Written request
Write the material out again in full, word for word. Do not include the pictures.

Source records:
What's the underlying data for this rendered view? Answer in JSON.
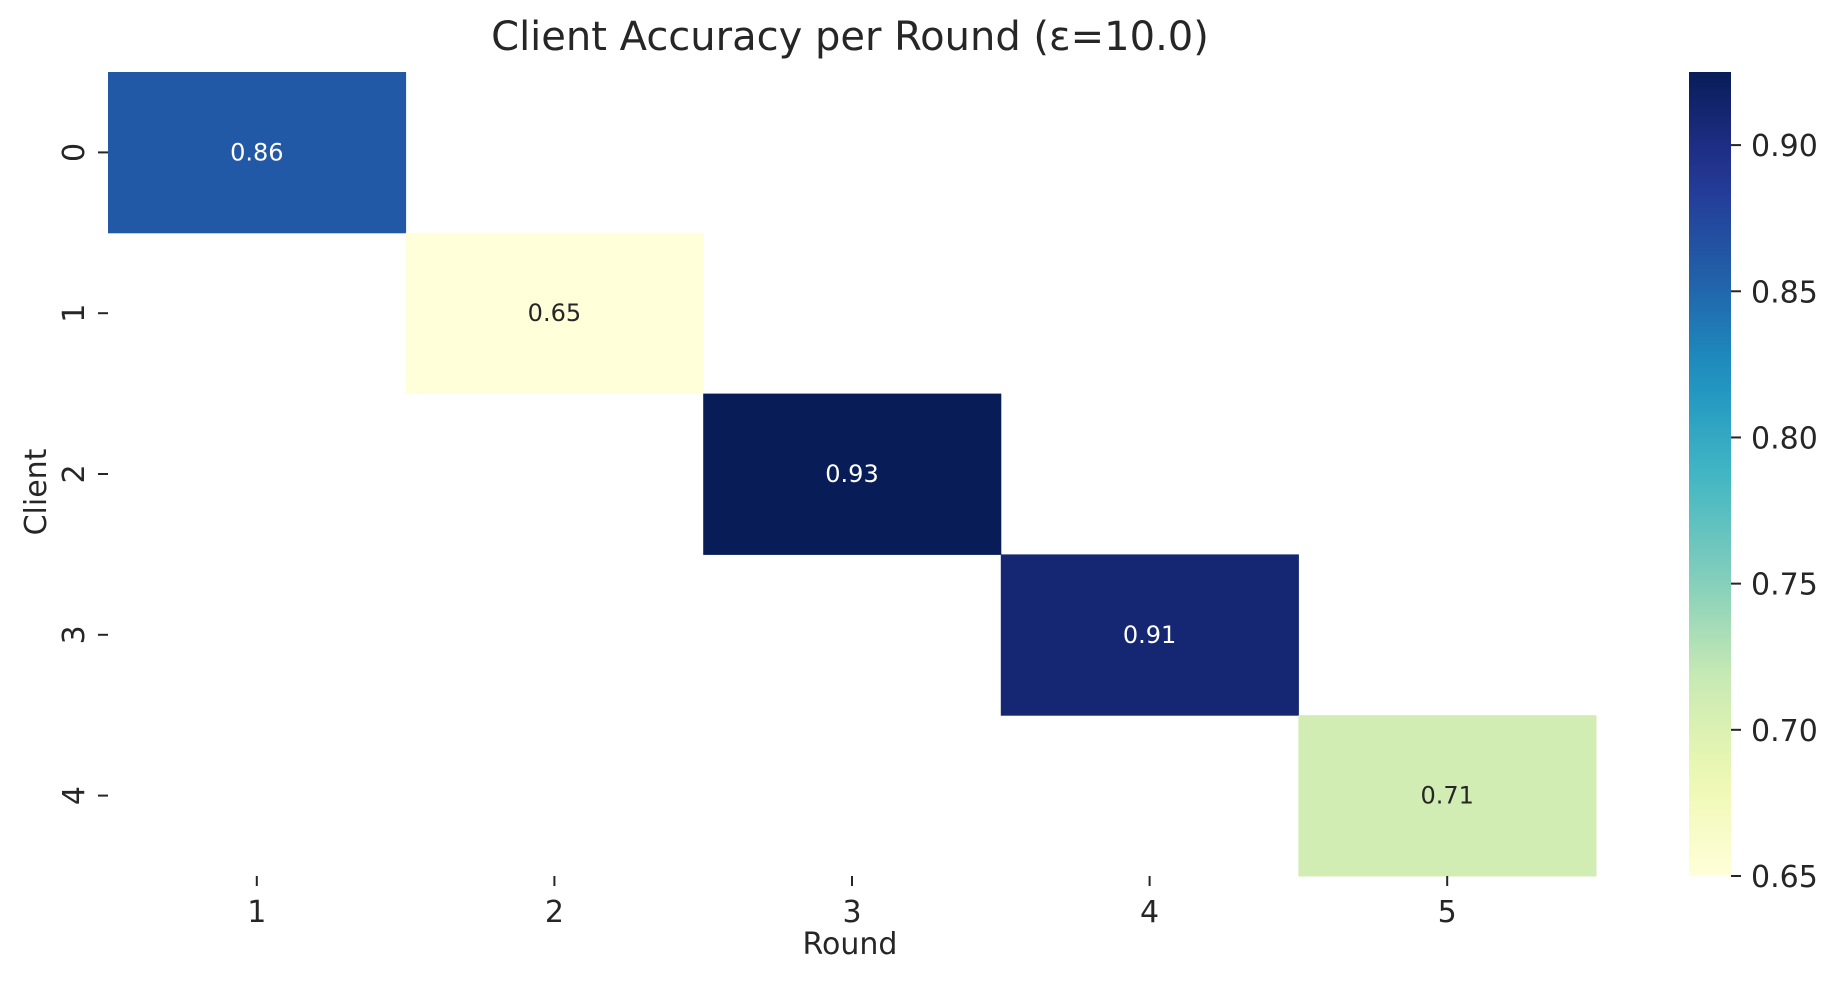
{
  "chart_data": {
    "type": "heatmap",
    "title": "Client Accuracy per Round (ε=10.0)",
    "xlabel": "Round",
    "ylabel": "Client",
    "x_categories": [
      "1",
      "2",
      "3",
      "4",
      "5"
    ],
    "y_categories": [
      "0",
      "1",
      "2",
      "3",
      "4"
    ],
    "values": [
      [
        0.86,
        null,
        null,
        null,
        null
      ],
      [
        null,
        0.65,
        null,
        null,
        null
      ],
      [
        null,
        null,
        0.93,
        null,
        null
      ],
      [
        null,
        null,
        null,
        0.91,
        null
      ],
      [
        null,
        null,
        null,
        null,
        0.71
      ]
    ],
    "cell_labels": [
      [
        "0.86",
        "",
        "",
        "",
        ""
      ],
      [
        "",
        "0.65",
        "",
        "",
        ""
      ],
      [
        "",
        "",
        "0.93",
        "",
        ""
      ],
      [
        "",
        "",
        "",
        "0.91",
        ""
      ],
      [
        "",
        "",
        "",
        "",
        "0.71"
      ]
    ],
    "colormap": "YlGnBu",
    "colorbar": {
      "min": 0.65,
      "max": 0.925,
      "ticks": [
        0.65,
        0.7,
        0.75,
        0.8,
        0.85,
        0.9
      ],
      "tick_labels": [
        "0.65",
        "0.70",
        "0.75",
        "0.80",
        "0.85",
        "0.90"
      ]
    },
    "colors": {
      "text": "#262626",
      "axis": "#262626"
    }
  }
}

Output of the task
What's the underlying data for this rendered view? Answer in JSON.
{
  "chart_data": {
    "type": "heatmap",
    "title": "Client Accuracy per Round (ε=10.0)",
    "xlabel": "Round",
    "ylabel": "Client",
    "x_categories": [
      "1",
      "2",
      "3",
      "4",
      "5"
    ],
    "y_categories": [
      "0",
      "1",
      "2",
      "3",
      "4"
    ],
    "values": [
      [
        0.86,
        null,
        null,
        null,
        null
      ],
      [
        null,
        0.65,
        null,
        null,
        null
      ],
      [
        null,
        null,
        0.93,
        null,
        null
      ],
      [
        null,
        null,
        null,
        0.91,
        null
      ],
      [
        null,
        null,
        null,
        null,
        0.71
      ]
    ],
    "cell_labels": [
      [
        "0.86",
        "",
        "",
        "",
        ""
      ],
      [
        "",
        "0.65",
        "",
        "",
        ""
      ],
      [
        "",
        "",
        "0.93",
        "",
        ""
      ],
      [
        "",
        "",
        "",
        "0.91",
        ""
      ],
      [
        "",
        "",
        "",
        "",
        "0.71"
      ]
    ],
    "colormap": "YlGnBu",
    "colorbar": {
      "min": 0.65,
      "max": 0.925,
      "ticks": [
        0.65,
        0.7,
        0.75,
        0.8,
        0.85,
        0.9
      ],
      "tick_labels": [
        "0.65",
        "0.70",
        "0.75",
        "0.80",
        "0.85",
        "0.90"
      ]
    },
    "colors": {
      "text": "#262626",
      "axis": "#262626"
    }
  }
}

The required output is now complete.